+++ Recorded data

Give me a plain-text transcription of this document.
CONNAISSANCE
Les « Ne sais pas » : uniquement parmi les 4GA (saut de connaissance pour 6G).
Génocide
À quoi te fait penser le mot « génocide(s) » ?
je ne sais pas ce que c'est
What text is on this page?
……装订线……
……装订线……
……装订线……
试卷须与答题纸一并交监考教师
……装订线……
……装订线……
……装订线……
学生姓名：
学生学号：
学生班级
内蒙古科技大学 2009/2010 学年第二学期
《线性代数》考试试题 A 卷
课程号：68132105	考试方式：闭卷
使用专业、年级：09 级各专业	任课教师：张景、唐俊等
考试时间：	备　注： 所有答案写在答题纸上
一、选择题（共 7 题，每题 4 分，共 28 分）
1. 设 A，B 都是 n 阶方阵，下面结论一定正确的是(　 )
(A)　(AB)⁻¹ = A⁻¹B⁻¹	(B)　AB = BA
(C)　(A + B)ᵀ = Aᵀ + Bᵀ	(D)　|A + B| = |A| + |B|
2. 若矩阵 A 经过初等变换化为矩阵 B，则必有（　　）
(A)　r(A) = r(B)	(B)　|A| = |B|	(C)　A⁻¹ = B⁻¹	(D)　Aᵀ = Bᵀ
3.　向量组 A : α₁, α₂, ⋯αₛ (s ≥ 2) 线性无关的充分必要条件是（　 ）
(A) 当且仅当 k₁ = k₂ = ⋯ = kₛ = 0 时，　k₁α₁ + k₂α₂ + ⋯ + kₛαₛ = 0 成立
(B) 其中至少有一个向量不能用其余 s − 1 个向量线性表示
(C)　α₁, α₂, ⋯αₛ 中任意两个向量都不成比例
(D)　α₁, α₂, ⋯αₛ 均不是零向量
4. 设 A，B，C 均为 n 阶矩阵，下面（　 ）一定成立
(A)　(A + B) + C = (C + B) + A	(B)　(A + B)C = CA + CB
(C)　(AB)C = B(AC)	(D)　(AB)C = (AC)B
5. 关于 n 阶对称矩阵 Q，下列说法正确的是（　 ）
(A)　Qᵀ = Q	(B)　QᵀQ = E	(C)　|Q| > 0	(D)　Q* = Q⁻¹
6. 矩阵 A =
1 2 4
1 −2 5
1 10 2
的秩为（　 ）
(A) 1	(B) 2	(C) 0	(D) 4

++++++

▶ _Exercise_: Copy all of the data exactly.

▶ _Finished exercise_:
Give me a plain-text transcription of this document.
CONNAISSANCE
Les « Ne sais pas » : uniquement parmi les 4GA (saut de connaissance pour 6G).
Génocide
À quoi te fait penser le mot « génocide(s) » ?
je ne sais pas ce que c'est
What text is on this page?
……装订线……
……装订线……
……装订线……
试卷须与答题纸一并交监考教师
……装订线……
……装订线……
……装订线……
学生姓名：
学生学号：
学生班级
内蒙古科技大学 2009/2010 学年第二学期
《线性代数》考试试题 A 卷
课程号：68132105	考试方式：闭卷
使用专业、年级：09 级各专业	任课教师：张景、唐俊等
考试时间：	备　注： 所有答案写在答题纸上
一、选择题（共 7 题，每题 4 分，共 28 分）
1. 设 A，B 都是 n 阶方阵，下面结论一定正确的是(　 )
(A)　(AB)⁻¹ = A⁻¹B⁻¹	(B)　AB = BA
(C)　(A + B)ᵀ = Aᵀ + Bᵀ	(D)　|A + B| = |A| + |B|
2. 若矩阵 A 经过初等变换化为矩阵 B，则必有（　　）
(A)　r(A) = r(B)	(B)　|A| = |B|	(C)　A⁻¹ = B⁻¹	(D)　Aᵀ = Bᵀ
3.　向量组 A : α₁, α₂, ⋯αₛ (s ≥ 2) 线性无关的充分必要条件是（　 ）
(A) 当且仅当 k₁ = k₂ = ⋯ = kₛ = 0 时，　k₁α₁ + k₂α₂ + ⋯ + kₛαₛ = 0 成立
(B) 其中至少有一个向量不能用其余 s − 1 个向量线性表示
(C)　α₁, α₂, ⋯αₛ 中任意两个向量都不成比例
(D)　α₁, α₂, ⋯αₛ 均不是零向量
4. 设 A，B，C 均为 n 阶矩阵，下面（　 ）一定成立
(A)　(A + B) + C = (C + B) + A	(B)　(A + B)C = CA + CB
(C)　(AB)C = B(AC)	(D)　(AB)C = (AC)B
5. 关于 n 阶对称矩阵 Q，下列说法正确的是（　 ）
(A)　Qᵀ = Q	(B)　QᵀQ = E	(C)　|Q| > 0	(D)　Q* = Q⁻¹
6. 矩阵 A =
1 2 4
1 −2 5
1 10 2
的秩为（　 ）
(A) 1	(B) 2	(C) 0	(D) 4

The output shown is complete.